Start Data to use
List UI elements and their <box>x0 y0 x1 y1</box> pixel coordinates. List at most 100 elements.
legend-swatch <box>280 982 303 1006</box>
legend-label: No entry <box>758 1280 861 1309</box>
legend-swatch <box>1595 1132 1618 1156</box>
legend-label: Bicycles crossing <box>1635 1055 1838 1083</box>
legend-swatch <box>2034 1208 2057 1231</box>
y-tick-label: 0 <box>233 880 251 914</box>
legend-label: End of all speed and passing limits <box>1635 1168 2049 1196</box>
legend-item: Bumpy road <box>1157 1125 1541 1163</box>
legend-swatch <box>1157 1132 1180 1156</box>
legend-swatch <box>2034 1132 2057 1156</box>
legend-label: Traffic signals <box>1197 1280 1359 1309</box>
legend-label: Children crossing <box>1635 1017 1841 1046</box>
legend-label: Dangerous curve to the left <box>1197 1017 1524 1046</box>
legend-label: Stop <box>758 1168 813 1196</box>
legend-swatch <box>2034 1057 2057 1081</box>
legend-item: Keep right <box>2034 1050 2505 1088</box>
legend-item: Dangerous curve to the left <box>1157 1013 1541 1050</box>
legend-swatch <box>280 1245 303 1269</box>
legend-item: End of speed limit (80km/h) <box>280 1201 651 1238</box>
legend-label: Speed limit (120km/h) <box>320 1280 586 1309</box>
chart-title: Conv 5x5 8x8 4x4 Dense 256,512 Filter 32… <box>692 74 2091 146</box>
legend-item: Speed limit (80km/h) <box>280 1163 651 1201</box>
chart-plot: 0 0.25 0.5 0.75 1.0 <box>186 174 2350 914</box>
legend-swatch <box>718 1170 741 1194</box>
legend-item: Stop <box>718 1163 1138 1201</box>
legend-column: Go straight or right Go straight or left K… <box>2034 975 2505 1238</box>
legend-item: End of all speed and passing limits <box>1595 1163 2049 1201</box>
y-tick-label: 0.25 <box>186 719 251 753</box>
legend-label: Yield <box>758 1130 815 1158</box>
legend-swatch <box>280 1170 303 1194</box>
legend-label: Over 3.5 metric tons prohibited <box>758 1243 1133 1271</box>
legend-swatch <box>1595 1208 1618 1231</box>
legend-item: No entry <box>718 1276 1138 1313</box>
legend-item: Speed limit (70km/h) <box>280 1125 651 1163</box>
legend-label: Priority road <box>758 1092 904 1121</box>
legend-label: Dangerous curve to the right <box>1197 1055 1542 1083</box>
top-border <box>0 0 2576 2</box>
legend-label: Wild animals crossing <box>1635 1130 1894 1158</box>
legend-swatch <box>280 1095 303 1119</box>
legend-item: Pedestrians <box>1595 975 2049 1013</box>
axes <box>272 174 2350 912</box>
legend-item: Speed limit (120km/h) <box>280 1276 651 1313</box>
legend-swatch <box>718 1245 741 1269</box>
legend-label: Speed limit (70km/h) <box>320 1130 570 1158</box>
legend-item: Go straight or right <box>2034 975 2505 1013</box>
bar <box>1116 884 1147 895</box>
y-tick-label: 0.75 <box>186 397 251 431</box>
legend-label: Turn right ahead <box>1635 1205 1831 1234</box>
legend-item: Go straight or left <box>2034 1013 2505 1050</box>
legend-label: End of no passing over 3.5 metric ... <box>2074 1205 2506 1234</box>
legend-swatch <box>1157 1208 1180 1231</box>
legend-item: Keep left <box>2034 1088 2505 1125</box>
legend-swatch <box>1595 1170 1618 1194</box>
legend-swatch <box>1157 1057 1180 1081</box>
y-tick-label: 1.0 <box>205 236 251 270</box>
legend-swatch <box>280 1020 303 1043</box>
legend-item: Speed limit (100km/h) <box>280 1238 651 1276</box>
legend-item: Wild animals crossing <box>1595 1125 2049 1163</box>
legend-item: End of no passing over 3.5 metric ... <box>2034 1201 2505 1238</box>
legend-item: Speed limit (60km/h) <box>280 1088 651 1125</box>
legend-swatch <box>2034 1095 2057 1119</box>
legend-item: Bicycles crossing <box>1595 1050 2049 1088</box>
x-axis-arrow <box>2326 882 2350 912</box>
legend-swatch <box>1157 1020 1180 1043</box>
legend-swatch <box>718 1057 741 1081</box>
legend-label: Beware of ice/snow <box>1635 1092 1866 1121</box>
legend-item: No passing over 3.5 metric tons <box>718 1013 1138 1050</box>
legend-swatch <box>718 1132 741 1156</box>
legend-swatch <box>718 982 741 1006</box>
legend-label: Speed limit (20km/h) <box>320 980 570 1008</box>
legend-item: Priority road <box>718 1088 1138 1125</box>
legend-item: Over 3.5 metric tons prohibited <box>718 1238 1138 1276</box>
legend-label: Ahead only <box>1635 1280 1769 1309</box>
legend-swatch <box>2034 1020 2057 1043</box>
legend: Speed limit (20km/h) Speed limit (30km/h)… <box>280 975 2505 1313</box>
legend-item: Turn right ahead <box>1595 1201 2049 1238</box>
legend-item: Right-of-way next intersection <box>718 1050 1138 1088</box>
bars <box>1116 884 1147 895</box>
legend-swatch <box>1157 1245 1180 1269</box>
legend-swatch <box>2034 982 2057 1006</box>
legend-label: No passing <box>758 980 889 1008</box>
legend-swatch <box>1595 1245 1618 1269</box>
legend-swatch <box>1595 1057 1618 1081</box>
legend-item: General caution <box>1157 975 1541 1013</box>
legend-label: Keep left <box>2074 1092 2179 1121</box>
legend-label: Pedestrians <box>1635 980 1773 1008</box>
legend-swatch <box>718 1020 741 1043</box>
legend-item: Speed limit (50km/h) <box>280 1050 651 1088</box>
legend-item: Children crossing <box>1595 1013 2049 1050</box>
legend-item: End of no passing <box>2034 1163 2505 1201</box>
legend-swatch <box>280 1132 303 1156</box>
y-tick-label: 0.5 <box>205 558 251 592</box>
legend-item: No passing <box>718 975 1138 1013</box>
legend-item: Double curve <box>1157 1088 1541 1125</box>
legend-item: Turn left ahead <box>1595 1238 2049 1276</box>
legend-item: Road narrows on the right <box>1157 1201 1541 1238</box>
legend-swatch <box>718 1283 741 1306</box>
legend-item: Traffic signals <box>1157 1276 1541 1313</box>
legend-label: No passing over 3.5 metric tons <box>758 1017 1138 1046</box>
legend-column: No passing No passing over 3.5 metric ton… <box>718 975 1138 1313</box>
End Data to use
Problem statement - Output as a numbered list every line from the start of the entries through the line containing "legend-swatch <box>1595 1132 1618 1156</box>", inclusive, leaving out blank lines.

Solution to the problem -
1. List UI elements and their <box>x0 y0 x1 y1</box> pixel coordinates. List at most 100 elements.
2. legend-swatch <box>280 982 303 1006</box>
3. legend-label: No entry <box>758 1280 861 1309</box>
4. legend-swatch <box>1595 1132 1618 1156</box>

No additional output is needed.